Start of Block

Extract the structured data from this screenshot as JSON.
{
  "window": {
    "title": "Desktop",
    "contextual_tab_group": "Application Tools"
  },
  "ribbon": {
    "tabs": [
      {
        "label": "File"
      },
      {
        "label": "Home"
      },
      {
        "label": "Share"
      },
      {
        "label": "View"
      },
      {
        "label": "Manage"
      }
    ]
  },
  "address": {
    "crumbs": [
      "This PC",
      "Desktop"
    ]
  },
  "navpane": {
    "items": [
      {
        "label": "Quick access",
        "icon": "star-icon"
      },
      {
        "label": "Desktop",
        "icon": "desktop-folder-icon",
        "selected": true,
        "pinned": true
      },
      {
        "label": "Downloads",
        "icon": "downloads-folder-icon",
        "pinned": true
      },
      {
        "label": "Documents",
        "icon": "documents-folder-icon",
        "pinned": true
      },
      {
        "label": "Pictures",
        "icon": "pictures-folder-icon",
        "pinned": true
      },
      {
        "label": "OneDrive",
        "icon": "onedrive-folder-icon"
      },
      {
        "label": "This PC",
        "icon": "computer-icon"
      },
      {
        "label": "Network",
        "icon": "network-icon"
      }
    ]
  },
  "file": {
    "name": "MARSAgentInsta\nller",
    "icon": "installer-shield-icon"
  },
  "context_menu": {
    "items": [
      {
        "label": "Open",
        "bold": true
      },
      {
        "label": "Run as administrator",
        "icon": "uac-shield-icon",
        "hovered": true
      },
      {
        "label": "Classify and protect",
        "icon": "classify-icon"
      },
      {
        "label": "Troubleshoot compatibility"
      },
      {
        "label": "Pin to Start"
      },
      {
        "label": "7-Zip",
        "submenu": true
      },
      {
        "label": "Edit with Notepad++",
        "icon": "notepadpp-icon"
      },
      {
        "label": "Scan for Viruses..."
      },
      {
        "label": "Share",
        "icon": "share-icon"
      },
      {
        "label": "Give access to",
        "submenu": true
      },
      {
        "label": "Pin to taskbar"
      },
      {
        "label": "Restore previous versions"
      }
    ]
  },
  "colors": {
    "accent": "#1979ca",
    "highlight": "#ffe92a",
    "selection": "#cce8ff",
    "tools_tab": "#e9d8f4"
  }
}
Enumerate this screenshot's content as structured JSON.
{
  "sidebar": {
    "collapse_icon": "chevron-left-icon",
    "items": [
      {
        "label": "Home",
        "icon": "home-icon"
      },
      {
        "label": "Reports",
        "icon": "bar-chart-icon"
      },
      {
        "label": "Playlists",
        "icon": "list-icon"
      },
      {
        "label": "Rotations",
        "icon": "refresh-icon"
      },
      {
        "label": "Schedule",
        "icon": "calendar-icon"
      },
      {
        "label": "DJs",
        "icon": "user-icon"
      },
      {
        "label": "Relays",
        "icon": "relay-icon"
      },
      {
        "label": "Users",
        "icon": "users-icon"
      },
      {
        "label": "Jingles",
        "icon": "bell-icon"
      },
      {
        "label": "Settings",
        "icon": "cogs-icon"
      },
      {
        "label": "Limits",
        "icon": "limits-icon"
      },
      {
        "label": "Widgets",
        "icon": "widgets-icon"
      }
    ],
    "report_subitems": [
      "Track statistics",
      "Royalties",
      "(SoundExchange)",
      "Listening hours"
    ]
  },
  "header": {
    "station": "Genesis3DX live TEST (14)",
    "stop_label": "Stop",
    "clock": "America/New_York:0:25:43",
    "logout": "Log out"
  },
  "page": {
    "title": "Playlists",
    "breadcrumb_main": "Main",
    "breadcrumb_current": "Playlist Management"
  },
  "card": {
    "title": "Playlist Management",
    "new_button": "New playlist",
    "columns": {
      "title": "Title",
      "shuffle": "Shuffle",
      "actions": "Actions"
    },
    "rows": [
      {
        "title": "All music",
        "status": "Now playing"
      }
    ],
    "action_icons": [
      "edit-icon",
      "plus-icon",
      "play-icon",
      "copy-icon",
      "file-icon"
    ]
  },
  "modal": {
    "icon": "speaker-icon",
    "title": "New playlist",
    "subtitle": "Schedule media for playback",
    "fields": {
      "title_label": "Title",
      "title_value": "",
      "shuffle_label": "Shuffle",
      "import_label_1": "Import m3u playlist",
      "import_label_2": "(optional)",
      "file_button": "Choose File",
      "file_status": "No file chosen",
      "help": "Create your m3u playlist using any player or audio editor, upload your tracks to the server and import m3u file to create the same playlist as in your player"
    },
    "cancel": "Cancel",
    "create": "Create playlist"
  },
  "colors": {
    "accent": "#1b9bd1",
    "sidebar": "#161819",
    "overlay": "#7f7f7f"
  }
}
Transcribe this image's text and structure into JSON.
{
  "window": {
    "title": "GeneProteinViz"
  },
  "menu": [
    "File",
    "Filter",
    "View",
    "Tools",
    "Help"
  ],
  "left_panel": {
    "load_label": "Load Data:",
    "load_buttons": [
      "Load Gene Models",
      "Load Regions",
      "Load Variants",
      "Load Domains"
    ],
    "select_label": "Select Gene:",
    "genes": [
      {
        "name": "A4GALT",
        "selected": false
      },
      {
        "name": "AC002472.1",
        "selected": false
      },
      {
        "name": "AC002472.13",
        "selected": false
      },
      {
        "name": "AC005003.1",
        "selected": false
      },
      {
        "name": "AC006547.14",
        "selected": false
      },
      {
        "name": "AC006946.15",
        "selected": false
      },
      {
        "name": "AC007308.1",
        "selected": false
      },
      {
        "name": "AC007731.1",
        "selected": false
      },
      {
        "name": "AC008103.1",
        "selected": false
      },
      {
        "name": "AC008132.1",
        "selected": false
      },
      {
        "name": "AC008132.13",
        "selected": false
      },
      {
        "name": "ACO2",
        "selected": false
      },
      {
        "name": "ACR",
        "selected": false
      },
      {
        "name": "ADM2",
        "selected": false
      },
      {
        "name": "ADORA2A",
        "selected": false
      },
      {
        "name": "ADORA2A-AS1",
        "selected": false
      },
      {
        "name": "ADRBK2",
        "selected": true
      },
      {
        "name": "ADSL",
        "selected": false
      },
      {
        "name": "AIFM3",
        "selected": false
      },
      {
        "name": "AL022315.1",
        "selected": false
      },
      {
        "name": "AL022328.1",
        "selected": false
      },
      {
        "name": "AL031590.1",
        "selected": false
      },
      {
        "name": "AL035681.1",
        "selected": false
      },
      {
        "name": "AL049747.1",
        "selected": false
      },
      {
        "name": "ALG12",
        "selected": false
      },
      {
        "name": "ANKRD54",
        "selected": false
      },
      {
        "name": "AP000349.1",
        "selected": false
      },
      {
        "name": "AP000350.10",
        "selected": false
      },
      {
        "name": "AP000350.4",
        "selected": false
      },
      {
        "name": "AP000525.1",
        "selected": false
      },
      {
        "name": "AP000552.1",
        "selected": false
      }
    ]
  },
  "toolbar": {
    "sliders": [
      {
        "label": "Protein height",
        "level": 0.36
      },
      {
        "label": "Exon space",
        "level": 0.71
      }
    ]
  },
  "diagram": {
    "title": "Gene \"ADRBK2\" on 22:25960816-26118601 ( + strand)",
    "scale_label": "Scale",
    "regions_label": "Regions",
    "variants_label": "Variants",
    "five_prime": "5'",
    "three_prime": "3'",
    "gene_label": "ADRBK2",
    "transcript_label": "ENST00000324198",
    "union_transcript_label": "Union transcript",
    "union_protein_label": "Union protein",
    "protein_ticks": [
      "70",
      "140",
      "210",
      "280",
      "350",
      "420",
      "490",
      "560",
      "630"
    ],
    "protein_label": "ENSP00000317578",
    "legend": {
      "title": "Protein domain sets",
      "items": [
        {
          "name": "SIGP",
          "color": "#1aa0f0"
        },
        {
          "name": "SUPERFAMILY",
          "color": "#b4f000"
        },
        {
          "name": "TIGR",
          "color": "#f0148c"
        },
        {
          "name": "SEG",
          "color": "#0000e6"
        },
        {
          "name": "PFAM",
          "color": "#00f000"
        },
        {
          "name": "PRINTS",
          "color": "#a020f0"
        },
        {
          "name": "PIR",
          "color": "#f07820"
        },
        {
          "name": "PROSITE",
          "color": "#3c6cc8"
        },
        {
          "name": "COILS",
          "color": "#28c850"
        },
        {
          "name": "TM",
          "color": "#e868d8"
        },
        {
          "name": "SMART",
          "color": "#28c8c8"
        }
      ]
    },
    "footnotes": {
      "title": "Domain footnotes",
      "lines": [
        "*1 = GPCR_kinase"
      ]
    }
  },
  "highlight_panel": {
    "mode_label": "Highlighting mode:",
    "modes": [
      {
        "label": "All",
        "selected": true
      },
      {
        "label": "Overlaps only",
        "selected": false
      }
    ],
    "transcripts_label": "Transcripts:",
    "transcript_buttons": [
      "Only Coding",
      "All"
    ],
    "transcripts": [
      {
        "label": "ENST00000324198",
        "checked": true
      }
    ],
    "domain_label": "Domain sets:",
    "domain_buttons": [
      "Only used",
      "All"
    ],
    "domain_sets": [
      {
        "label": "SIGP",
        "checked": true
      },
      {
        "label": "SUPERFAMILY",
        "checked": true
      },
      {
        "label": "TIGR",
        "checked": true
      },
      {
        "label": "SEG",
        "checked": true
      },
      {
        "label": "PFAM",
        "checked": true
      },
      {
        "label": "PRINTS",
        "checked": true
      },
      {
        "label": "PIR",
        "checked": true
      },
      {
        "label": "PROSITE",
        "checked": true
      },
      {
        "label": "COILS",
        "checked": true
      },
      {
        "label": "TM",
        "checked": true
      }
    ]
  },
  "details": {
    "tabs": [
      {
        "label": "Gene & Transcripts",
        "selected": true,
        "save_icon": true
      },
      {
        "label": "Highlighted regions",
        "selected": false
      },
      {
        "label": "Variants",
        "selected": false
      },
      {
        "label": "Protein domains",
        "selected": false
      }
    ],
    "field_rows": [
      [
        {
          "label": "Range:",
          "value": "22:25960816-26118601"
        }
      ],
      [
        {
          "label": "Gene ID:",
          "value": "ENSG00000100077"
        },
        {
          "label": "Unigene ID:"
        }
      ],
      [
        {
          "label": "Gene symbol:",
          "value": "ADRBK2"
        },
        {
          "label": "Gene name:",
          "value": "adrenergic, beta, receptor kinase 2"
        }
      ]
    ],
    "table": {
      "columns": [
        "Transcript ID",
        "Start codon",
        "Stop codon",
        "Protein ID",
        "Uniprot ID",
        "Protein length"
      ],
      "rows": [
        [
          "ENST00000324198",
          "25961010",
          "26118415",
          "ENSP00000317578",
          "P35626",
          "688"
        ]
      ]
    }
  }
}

End of Block

TASK DETAILS:
Reproduce every line in the records above that contains the word "folder".

RESPONSE TO THIS TASK:
        "icon": "desktop-folder-icon",
        "icon": "downloads-folder-icon",
        "icon": "documents-folder-icon",
        "icon": "pictures-folder-icon",
        "icon": "onedrive-folder-icon"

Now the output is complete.